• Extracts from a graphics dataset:
-----
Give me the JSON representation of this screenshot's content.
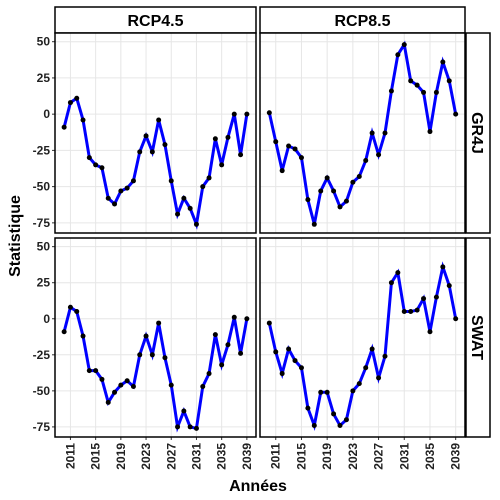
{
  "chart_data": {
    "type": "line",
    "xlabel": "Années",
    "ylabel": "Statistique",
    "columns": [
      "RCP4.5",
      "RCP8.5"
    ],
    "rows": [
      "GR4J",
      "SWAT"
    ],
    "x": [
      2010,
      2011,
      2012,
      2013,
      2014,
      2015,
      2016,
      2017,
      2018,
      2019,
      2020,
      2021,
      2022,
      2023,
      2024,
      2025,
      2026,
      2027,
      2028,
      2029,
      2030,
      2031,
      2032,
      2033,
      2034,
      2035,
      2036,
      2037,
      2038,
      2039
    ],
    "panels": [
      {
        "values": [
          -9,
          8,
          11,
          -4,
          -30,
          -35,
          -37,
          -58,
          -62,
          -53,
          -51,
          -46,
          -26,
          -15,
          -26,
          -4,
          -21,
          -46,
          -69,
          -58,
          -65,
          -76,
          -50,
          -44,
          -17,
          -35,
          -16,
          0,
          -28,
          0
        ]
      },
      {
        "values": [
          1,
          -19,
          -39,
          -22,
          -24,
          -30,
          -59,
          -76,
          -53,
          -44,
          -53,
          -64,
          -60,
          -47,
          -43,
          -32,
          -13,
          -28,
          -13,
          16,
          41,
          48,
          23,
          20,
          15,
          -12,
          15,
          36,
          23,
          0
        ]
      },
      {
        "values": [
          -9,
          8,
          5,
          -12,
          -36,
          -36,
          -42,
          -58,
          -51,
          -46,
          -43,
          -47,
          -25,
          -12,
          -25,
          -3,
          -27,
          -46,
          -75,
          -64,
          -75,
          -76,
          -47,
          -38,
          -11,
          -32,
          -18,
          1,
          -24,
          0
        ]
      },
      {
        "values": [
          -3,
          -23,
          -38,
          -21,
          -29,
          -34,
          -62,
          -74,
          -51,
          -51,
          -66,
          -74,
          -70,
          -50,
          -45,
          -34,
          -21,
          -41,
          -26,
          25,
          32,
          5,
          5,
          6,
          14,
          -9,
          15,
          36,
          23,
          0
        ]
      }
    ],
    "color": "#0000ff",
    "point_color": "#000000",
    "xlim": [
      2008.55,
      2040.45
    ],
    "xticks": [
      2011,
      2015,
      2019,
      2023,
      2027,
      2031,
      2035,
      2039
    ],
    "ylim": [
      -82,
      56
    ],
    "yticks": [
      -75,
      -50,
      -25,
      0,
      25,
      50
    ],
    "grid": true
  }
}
-----
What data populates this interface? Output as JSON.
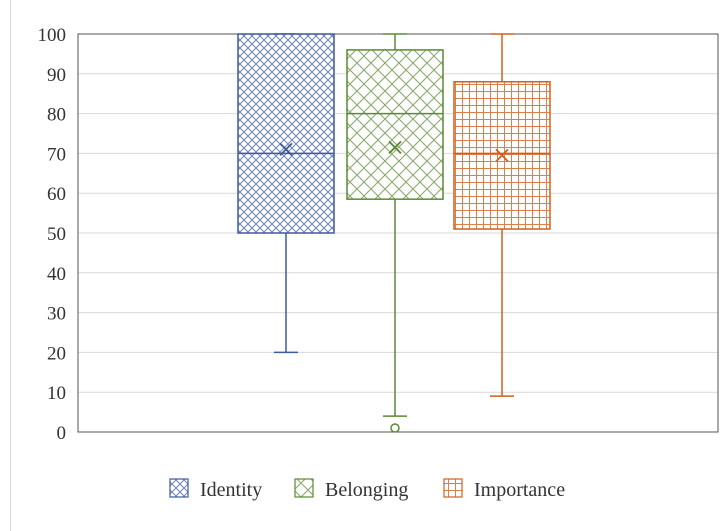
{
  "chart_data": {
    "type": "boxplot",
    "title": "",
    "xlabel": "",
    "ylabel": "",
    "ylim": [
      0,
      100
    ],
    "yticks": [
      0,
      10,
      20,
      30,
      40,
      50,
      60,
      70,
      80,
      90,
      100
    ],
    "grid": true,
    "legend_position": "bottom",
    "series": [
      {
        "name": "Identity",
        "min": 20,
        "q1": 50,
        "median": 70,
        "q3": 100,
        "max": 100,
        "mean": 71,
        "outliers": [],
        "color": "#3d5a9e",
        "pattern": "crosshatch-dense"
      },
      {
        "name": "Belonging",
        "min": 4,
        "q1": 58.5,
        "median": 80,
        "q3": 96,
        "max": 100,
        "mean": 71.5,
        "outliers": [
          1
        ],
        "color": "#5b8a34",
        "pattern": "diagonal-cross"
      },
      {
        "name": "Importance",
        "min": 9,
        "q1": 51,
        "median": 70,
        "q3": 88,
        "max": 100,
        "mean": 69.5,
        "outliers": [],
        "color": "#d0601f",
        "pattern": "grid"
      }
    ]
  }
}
-----
• REQUEST: Copy, from the material above, each line in which the string "pattern" occurs.

• TASK ANSWER:
        "pattern": "crosshatch-dense"
        "pattern": "diagonal-cross"
        "pattern": "grid"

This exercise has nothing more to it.